Required task | Pick out all lines with the word "March" from the records that follow.

Record list |
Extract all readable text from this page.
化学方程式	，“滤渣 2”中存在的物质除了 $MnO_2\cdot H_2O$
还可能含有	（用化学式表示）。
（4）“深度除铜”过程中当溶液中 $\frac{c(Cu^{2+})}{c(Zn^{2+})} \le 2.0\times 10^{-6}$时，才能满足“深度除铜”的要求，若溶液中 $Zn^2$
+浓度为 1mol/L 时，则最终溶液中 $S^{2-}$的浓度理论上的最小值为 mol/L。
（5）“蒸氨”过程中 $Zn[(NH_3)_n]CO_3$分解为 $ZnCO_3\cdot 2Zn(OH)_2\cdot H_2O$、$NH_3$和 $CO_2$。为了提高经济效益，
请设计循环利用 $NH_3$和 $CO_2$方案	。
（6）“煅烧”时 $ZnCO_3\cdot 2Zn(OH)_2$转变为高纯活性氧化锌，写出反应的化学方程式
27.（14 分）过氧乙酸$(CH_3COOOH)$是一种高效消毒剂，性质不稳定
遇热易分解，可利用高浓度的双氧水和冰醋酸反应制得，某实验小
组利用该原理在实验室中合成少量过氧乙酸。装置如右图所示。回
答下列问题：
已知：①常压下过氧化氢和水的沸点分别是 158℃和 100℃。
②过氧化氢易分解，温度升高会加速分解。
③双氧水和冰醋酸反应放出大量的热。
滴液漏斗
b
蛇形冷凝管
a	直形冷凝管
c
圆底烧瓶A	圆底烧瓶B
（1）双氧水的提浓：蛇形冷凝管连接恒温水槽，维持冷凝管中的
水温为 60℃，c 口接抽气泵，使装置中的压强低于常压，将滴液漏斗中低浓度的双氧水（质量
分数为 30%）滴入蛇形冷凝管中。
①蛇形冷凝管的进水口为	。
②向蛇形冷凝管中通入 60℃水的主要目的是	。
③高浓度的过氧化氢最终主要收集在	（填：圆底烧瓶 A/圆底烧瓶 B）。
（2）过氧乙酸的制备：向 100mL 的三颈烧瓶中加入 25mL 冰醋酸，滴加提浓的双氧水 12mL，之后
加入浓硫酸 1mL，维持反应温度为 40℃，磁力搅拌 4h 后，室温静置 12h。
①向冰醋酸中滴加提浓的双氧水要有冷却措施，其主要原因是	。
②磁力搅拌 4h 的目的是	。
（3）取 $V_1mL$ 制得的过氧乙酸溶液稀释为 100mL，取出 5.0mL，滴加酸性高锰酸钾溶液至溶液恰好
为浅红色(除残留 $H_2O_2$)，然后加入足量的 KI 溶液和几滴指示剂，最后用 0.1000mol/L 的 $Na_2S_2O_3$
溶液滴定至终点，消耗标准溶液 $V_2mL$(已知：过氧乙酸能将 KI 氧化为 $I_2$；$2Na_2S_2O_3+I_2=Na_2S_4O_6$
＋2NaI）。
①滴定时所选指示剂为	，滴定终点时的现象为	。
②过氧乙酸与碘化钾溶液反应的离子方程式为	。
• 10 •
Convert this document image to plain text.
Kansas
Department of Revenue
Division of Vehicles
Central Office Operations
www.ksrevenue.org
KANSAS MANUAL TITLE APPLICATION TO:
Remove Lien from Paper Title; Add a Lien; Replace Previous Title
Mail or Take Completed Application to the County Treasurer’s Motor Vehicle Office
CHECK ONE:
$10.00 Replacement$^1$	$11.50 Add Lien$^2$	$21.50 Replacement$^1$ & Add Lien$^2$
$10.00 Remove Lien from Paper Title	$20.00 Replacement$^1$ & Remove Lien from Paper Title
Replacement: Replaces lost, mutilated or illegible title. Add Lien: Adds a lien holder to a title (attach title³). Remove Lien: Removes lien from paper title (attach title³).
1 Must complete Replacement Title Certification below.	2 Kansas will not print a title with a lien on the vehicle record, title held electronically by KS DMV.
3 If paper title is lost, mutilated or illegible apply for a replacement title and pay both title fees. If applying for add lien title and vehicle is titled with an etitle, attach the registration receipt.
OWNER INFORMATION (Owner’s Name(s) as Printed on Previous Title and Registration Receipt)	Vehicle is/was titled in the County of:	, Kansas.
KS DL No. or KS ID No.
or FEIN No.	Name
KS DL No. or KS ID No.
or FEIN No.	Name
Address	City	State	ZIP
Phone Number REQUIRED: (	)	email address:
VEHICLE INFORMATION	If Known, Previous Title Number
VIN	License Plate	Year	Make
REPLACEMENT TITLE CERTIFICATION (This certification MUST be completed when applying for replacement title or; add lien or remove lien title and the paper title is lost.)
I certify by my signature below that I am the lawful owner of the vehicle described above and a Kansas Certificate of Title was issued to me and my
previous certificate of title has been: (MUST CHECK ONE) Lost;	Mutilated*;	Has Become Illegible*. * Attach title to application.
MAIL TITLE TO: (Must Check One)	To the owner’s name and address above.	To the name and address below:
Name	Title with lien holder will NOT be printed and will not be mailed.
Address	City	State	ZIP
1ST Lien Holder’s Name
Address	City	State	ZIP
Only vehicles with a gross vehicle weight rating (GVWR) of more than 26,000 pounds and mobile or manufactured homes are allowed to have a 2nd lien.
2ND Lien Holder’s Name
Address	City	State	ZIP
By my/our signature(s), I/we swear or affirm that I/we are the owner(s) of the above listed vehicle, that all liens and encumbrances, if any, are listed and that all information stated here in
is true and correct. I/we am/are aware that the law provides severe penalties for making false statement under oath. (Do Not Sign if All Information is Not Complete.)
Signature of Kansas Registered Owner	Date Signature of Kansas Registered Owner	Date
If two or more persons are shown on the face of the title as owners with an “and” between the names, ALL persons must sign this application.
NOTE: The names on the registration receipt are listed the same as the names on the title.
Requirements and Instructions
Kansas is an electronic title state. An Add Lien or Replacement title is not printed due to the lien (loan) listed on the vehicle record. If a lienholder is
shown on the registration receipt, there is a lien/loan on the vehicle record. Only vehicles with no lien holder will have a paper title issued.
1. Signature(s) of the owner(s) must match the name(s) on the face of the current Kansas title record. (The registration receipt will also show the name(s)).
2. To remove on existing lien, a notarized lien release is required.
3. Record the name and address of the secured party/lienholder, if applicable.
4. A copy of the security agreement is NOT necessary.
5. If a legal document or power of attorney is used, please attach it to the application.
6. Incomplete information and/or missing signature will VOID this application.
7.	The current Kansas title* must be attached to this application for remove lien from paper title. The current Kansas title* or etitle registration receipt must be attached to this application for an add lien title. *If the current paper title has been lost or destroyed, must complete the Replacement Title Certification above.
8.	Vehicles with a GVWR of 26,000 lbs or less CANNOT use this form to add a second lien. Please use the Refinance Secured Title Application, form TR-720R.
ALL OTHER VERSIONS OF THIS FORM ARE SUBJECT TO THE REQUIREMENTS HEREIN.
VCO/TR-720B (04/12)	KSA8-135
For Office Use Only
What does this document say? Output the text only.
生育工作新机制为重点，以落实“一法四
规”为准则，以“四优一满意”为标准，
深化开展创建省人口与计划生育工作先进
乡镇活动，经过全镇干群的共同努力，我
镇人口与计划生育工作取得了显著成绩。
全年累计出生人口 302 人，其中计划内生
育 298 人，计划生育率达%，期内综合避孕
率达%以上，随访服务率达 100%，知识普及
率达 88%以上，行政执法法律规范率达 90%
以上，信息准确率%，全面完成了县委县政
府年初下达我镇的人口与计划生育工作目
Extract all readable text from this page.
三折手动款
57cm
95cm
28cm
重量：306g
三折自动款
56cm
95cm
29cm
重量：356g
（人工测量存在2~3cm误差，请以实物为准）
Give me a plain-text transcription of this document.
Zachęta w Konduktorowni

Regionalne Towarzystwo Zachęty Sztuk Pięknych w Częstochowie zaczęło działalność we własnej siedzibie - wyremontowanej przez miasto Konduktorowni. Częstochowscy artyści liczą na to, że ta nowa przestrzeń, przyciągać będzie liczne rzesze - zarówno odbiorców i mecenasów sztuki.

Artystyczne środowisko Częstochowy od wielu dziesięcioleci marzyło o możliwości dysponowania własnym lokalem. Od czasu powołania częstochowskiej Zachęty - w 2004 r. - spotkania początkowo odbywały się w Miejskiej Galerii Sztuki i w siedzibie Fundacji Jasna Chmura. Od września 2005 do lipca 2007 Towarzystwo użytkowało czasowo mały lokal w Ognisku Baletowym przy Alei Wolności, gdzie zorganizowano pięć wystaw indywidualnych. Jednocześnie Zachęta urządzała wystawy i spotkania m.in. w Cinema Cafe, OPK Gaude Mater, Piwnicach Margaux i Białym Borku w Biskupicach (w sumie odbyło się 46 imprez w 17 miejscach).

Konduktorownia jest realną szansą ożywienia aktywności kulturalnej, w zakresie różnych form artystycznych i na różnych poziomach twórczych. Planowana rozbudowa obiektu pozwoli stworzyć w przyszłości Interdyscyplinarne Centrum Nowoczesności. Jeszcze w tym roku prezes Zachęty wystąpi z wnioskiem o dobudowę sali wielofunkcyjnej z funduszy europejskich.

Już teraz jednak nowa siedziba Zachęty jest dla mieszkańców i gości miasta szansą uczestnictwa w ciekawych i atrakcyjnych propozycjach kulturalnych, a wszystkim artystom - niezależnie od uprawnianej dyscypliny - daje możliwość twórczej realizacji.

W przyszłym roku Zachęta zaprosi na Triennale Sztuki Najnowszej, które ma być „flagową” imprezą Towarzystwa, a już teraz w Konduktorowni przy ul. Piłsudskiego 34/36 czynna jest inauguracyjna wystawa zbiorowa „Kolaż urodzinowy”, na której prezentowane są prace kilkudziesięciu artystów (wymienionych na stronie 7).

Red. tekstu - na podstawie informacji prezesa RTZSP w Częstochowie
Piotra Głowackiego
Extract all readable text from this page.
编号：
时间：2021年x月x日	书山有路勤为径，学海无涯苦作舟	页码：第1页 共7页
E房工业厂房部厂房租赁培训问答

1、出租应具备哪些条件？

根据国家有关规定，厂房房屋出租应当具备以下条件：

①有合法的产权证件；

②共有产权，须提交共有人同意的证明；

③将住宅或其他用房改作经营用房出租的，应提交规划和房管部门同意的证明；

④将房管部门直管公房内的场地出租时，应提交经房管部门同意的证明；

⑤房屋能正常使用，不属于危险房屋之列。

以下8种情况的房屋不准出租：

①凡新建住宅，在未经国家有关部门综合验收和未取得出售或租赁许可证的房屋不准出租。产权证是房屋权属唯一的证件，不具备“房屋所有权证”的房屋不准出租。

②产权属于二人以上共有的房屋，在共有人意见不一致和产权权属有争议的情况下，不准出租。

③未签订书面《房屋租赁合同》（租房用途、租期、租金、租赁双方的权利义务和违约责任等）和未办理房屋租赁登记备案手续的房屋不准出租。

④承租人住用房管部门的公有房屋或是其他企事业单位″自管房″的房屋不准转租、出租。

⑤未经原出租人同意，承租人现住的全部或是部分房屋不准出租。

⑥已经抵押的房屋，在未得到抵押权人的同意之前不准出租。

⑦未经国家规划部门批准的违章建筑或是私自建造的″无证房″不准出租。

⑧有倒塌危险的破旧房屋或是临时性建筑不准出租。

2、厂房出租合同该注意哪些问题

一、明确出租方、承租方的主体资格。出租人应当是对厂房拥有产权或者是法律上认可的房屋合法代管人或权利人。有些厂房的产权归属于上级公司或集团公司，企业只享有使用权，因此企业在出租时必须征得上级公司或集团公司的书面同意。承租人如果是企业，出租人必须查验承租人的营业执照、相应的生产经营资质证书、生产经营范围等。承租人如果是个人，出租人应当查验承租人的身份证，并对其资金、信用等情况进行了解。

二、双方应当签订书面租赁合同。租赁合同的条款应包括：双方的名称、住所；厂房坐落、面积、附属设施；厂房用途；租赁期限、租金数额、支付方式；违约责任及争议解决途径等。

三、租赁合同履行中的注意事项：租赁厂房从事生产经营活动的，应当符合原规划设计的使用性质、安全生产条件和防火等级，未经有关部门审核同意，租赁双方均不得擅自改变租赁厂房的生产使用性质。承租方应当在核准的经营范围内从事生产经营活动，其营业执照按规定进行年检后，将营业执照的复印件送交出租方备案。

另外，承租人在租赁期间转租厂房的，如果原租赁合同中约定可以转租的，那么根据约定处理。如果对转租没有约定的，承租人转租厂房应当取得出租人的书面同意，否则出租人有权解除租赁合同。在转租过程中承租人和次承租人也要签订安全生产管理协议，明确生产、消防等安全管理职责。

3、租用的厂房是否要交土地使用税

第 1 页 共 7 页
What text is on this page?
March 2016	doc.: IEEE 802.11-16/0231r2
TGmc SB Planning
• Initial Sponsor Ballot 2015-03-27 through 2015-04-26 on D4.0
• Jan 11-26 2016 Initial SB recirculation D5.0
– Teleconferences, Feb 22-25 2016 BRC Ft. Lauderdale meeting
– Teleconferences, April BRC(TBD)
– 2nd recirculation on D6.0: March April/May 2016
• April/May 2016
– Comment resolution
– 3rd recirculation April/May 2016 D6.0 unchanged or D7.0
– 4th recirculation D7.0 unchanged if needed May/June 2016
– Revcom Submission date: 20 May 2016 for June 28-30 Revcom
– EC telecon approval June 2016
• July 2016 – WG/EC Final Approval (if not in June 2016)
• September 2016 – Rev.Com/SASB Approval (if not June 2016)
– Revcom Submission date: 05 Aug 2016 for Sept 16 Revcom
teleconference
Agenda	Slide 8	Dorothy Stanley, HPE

The response |
March 2016	doc.: IEEE 802.11-16/0231r2
– 2nd recirculation on D6.0: March April/May 2016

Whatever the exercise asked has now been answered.